--- INSTRUCTION ---
Scan the records below for lines with the word "Self", then state how many you find and nothing else.

--- ENTRIES ---
──────

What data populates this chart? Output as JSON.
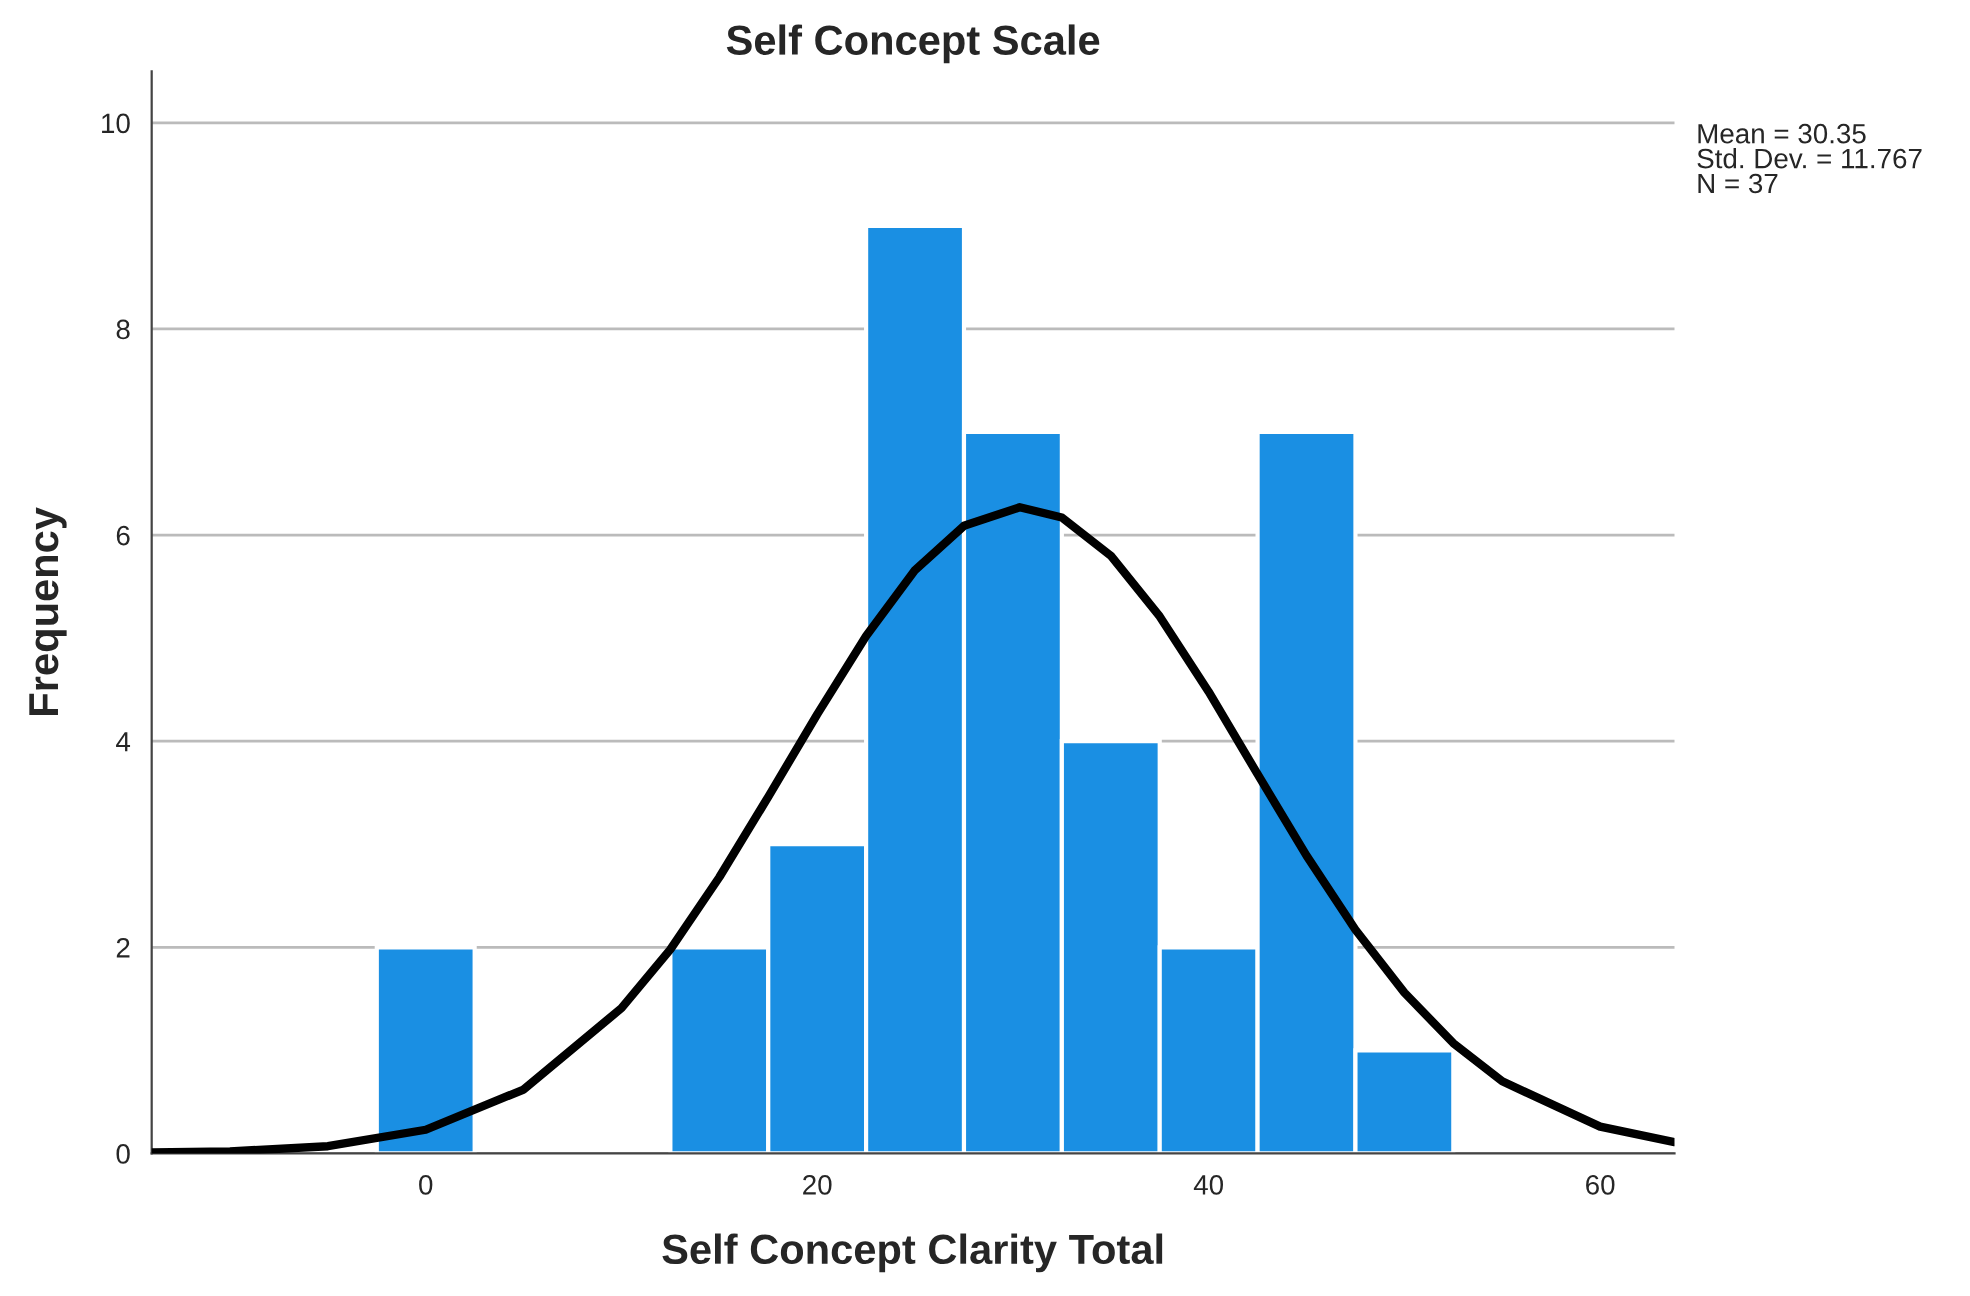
{
  "chart_data": {
    "type": "histogram",
    "title": "Self Concept Scale",
    "xlabel": "Self Concept Clarity Total",
    "ylabel": "Frequency",
    "series": [
      {
        "color": "#1a8fe3",
        "bins": [
          -2.5,
          2.5,
          7.5,
          12.5,
          17.5,
          22.5,
          27.5,
          32.5,
          37.5,
          42.5,
          47.5,
          52.5
        ],
        "values": [
          2,
          0,
          0,
          2,
          3,
          9,
          7,
          4,
          2,
          7,
          1
        ]
      },
      {
        "type": "line",
        "color": "#000000",
        "x": [
          -14,
          -10,
          -5,
          0,
          5,
          10,
          12.5,
          15,
          17.5,
          20,
          22.5,
          25,
          27.5,
          30.35,
          32.5,
          35,
          37.5,
          40,
          42.5,
          45,
          47.5,
          50,
          52.5,
          55,
          60,
          63.8
        ],
        "values": [
          0.01,
          0.02,
          0.07,
          0.23,
          0.62,
          1.41,
          1.98,
          2.68,
          3.46,
          4.26,
          5.02,
          5.66,
          6.09,
          6.27,
          6.17,
          5.8,
          5.21,
          4.48,
          3.68,
          2.89,
          2.17,
          1.56,
          1.07,
          0.7,
          0.26,
          0.11
        ]
      }
    ],
    "xlim": [
      -14,
      63.8
    ],
    "ylim": [
      0,
      10.5
    ],
    "xticks": [
      0,
      20,
      40,
      60
    ],
    "yticks": [
      0,
      2,
      4,
      6,
      8,
      10
    ],
    "grid": "y",
    "legend": false,
    "annotations": [
      "Mean = 30.35",
      "Std. Dev. = 11.767",
      "N = 37"
    ]
  }
}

──────

--- EXERCISE RESULT ---
2